Filter this data down to the lines that hold "soit", and copy them.

### INPUT FOR THIS TASK:

****************

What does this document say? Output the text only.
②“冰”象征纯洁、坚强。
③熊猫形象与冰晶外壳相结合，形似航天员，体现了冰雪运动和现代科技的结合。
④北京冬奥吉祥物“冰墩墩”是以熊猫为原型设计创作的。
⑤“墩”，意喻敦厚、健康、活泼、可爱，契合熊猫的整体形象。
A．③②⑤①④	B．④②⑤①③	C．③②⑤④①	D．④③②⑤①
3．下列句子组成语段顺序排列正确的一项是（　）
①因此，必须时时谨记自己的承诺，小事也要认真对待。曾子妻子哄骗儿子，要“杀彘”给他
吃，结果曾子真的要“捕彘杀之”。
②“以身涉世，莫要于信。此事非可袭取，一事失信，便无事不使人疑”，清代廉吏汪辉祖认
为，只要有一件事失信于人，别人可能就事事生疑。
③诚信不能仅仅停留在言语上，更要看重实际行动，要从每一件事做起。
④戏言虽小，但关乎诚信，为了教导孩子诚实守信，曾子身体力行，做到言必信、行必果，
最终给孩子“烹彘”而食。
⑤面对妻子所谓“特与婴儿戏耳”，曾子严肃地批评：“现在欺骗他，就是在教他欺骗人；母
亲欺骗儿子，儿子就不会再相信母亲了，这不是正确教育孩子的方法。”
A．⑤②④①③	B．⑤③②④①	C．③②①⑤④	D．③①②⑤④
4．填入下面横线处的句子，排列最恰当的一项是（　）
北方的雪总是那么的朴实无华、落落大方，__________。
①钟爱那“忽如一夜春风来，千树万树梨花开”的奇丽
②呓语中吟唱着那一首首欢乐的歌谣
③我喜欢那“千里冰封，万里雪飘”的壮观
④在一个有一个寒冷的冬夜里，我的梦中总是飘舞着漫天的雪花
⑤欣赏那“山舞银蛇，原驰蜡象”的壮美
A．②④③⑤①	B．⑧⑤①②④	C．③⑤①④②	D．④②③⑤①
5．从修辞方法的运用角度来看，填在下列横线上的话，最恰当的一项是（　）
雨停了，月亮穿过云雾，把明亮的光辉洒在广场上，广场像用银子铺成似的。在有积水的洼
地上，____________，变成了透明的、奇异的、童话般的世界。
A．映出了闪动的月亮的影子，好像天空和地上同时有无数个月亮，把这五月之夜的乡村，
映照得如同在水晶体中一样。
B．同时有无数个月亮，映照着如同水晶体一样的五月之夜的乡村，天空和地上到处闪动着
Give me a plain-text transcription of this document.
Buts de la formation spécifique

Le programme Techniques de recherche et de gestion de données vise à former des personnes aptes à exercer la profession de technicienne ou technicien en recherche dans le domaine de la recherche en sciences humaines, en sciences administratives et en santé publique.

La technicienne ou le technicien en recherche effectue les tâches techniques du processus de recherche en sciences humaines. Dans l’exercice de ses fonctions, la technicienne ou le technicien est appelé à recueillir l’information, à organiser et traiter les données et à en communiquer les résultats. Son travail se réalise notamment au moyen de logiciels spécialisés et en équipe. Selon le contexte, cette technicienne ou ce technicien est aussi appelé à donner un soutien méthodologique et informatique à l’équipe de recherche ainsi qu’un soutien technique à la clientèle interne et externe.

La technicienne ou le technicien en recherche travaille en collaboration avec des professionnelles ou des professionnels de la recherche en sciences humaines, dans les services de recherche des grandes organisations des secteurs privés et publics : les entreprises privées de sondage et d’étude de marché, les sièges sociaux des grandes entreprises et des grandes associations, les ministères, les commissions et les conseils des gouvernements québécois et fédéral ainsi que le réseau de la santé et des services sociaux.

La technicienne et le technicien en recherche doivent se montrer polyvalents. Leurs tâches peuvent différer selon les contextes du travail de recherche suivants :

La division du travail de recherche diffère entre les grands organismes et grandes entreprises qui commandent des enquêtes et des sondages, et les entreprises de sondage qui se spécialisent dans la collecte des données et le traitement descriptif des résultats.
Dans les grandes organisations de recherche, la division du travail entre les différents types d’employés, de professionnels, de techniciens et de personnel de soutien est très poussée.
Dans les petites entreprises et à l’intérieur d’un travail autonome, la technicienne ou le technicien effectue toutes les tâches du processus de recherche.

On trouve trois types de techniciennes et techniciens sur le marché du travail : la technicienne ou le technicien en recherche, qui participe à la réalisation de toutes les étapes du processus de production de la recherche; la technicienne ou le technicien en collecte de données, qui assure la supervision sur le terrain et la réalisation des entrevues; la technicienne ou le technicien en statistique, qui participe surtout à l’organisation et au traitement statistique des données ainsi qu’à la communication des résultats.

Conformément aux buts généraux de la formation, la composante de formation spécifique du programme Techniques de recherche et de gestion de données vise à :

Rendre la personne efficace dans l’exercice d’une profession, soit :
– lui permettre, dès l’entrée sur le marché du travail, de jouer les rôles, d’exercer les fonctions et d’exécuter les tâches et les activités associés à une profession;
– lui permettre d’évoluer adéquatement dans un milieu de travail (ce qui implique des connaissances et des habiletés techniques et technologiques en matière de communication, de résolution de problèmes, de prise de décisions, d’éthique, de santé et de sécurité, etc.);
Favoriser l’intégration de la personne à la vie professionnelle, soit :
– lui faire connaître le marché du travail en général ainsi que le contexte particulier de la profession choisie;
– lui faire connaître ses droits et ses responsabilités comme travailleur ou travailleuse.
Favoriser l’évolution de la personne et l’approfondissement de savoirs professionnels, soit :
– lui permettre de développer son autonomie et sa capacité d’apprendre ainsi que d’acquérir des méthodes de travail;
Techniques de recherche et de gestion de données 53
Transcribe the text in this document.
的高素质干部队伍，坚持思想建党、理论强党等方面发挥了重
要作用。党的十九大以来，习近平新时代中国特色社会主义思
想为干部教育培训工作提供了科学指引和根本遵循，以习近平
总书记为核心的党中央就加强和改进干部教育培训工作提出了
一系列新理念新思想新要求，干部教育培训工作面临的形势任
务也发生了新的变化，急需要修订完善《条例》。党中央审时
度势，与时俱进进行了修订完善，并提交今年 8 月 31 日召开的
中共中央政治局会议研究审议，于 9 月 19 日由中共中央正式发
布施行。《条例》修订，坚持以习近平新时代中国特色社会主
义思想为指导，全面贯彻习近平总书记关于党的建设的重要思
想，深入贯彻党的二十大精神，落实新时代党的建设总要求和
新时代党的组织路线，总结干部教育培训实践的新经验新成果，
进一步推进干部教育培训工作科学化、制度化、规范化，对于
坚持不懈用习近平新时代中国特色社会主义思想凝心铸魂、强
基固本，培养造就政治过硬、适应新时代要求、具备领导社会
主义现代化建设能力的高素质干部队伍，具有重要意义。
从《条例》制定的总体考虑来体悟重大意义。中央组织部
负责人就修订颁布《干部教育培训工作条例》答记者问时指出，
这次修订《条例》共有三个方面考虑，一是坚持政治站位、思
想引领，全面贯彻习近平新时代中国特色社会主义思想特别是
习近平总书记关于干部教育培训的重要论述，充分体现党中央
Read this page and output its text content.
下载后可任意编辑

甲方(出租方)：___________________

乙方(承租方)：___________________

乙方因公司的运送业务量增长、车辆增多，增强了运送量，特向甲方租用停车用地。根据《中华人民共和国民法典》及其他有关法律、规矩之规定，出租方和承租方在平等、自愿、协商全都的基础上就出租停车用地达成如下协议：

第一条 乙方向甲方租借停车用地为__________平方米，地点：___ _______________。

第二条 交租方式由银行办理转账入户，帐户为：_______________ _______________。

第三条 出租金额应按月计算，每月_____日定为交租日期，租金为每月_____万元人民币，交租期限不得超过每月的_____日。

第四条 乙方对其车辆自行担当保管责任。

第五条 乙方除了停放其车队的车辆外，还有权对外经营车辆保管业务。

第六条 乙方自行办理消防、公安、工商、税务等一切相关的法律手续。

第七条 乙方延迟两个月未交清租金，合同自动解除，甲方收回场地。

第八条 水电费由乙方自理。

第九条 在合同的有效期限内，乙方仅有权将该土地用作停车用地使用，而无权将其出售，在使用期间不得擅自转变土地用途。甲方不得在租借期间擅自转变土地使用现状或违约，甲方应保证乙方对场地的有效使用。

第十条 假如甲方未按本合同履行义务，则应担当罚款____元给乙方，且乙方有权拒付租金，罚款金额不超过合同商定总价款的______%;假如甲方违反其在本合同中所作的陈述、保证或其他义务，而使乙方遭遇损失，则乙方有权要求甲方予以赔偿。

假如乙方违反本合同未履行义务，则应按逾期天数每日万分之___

****************

### EXERCISE RESPONSE:
Rendre la personne efficace dans l’exercice d’une profession, soit :
Favoriser l’intégration de la personne à la vie professionnelle, soit :
Favoriser l’évolution de la personne et l’approfondissement de savoirs professionnels, soit :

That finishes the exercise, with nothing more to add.